RAW DATA:
********************

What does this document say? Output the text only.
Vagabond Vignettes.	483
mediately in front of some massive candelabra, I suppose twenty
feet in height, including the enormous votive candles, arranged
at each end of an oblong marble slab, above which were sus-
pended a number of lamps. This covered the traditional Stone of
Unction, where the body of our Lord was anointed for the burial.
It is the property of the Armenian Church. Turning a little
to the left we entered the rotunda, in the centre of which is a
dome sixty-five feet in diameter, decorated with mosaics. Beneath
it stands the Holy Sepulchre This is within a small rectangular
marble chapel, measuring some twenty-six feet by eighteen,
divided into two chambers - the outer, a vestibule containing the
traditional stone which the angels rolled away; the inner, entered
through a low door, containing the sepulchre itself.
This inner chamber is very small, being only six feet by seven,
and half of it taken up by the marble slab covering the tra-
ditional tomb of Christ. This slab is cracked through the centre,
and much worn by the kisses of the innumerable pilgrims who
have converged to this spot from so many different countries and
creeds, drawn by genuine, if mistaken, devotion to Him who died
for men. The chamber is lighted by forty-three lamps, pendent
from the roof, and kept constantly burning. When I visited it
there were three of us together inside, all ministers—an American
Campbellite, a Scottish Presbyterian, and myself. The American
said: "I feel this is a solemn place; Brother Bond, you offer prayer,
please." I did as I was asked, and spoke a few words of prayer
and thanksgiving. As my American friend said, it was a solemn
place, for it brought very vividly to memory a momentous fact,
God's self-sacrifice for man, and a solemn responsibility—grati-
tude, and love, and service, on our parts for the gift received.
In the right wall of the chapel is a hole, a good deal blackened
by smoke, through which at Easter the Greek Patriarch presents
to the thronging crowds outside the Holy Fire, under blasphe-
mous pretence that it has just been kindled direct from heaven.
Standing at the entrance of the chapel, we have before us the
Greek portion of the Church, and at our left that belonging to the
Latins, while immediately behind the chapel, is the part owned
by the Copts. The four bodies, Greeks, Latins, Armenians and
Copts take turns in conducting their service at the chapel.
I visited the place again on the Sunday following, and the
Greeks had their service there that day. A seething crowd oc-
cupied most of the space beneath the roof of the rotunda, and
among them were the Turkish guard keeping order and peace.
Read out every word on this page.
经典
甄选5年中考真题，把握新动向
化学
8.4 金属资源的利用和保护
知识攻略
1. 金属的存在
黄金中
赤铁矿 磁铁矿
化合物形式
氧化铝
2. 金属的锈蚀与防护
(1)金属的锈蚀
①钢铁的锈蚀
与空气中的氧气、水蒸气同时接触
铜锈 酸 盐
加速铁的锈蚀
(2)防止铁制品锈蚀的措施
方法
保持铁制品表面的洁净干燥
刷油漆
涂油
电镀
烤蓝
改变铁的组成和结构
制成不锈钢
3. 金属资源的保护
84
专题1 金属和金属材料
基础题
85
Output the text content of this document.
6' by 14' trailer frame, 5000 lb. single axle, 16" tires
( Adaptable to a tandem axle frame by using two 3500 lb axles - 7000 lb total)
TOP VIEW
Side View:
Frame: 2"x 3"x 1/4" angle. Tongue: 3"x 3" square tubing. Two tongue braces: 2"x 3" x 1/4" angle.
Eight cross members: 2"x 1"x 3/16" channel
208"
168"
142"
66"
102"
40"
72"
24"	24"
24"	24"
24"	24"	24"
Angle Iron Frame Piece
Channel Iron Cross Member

********************

TASK TO COMPLETE: Retype the records in full. Keep every line identical to the original.

FULL OUTPUT:
What does this document say? Output the text only.
Vagabond Vignettes.	483
mediately in front of some massive candelabra, I suppose twenty
feet in height, including the enormous votive candles, arranged
at each end of an oblong marble slab, above which were sus-
pended a number of lamps. This covered the traditional Stone of
Unction, where the body of our Lord was anointed for the burial.
It is the property of the Armenian Church. Turning a little
to the left we entered the rotunda, in the centre of which is a
dome sixty-five feet in diameter, decorated with mosaics. Beneath
it stands the Holy Sepulchre This is within a small rectangular
marble chapel, measuring some twenty-six feet by eighteen,
divided into two chambers - the outer, a vestibule containing the
traditional stone which the angels rolled away; the inner, entered
through a low door, containing the sepulchre itself.
This inner chamber is very small, being only six feet by seven,
and half of it taken up by the marble slab covering the tra-
ditional tomb of Christ. This slab is cracked through the centre,
and much worn by the kisses of the innumerable pilgrims who
have converged to this spot from so many different countries and
creeds, drawn by genuine, if mistaken, devotion to Him who died
for men. The chamber is lighted by forty-three lamps, pendent
from the roof, and kept constantly burning. When I visited it
there were three of us together inside, all ministers—an American
Campbellite, a Scottish Presbyterian, and myself. The American
said: "I feel this is a solemn place; Brother Bond, you offer prayer,
please." I did as I was asked, and spoke a few words of prayer
and thanksgiving. As my American friend said, it was a solemn
place, for it brought very vividly to memory a momentous fact,
God's self-sacrifice for man, and a solemn responsibility—grati-
tude, and love, and service, on our parts for the gift received.
In the right wall of the chapel is a hole, a good deal blackened
by smoke, through which at Easter the Greek Patriarch presents
to the thronging crowds outside the Holy Fire, under blasphe-
mous pretence that it has just been kindled direct from heaven.
Standing at the entrance of the chapel, we have before us the
Greek portion of the Church, and at our left that belonging to the
Latins, while immediately behind the chapel, is the part owned
by the Copts. The four bodies, Greeks, Latins, Armenians and
Copts take turns in conducting their service at the chapel.
I visited the place again on the Sunday following, and the
Greeks had their service there that day. A seething crowd oc-
cupied most of the space beneath the roof of the rotunda, and
among them were the Turkish guard keeping order and peace.
Read out every word on this page.
经典
甄选5年中考真题，把握新动向
化学
8.4 金属资源的利用和保护
知识攻略
1. 金属的存在
黄金中
赤铁矿 磁铁矿
化合物形式
氧化铝
2. 金属的锈蚀与防护
(1)金属的锈蚀
①钢铁的锈蚀
与空气中的氧气、水蒸气同时接触
铜锈 酸 盐
加速铁的锈蚀
(2)防止铁制品锈蚀的措施
方法
保持铁制品表面的洁净干燥
刷油漆
涂油
电镀
烤蓝
改变铁的组成和结构
制成不锈钢
3. 金属资源的保护
84
专题1 金属和金属材料
基础题
85
Output the text content of this document.
6' by 14' trailer frame, 5000 lb. single axle, 16" tires
( Adaptable to a tandem axle frame by using two 3500 lb axles - 7000 lb total)
TOP VIEW
Side View:
Frame: 2"x 3"x 1/4" angle. Tongue: 3"x 3" square tubing. Two tongue braces: 2"x 3" x 1/4" angle.
Eight cross members: 2"x 1"x 3/16" channel
208"
168"
142"
66"
102"
40"
72"
24"	24"
24"	24"
24"	24"	24"
Angle Iron Frame Piece
Channel Iron Cross Member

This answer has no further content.